Emit the data below verbatim, stripping out any pictures.

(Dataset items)
>> START

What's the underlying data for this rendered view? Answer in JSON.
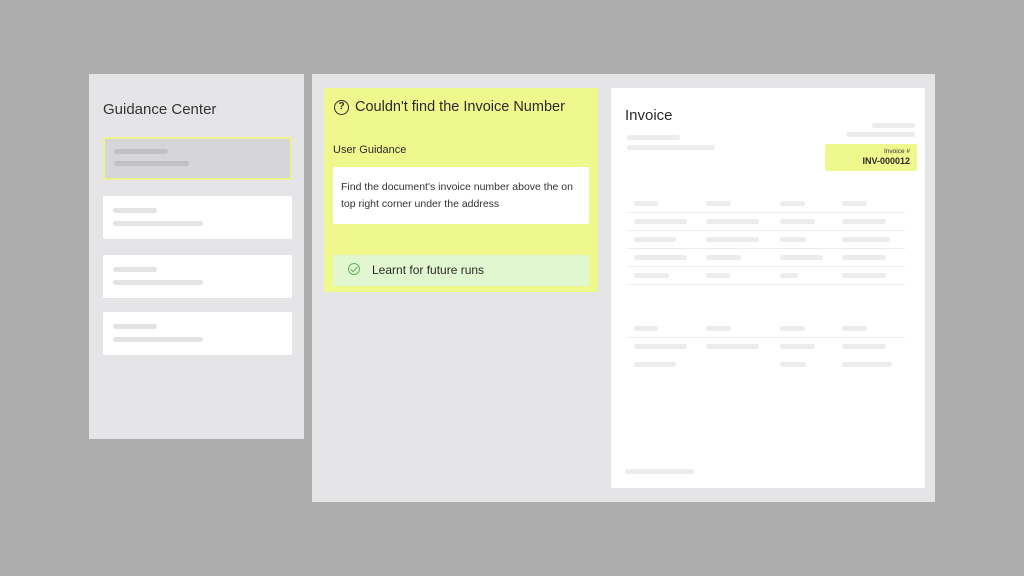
{
  "sidebar": {
    "title": "Guidance Center",
    "items": [
      {
        "state": "selected"
      },
      {
        "state": "normal"
      },
      {
        "state": "normal"
      },
      {
        "state": "normal"
      }
    ]
  },
  "guidance": {
    "title": "Couldn't find the Invoice Number",
    "section_label": "User Guidance",
    "text": "Find the document's invoice number above the on top right corner under the address",
    "learnt_label": "Learnt for future runs",
    "icon": "question-circle-icon",
    "status_icon": "check-circle-icon"
  },
  "invoice": {
    "title": "Invoice",
    "badge_label": "Invoice #",
    "badge_number": "INV-000012"
  },
  "colors": {
    "highlight": "#eff88c",
    "success_bg": "#e1f7cf",
    "success_icon": "#64b35e",
    "background": "#adadad",
    "panel": "#e5e5e7"
  }
}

>> END

Complete answer:
What's the underlying data for this rendered view? Answer in JSON.
{
  "sidebar": {
    "title": "Guidance Center",
    "items": [
      {
        "state": "selected"
      },
      {
        "state": "normal"
      },
      {
        "state": "normal"
      },
      {
        "state": "normal"
      }
    ]
  },
  "guidance": {
    "title": "Couldn't find the Invoice Number",
    "section_label": "User Guidance",
    "text": "Find the document's invoice number above the on top right corner under the address",
    "learnt_label": "Learnt for future runs",
    "icon": "question-circle-icon",
    "status_icon": "check-circle-icon"
  },
  "invoice": {
    "title": "Invoice",
    "badge_label": "Invoice #",
    "badge_number": "INV-000012"
  },
  "colors": {
    "highlight": "#eff88c",
    "success_bg": "#e1f7cf",
    "success_icon": "#64b35e",
    "background": "#adadad",
    "panel": "#e5e5e7"
  }
}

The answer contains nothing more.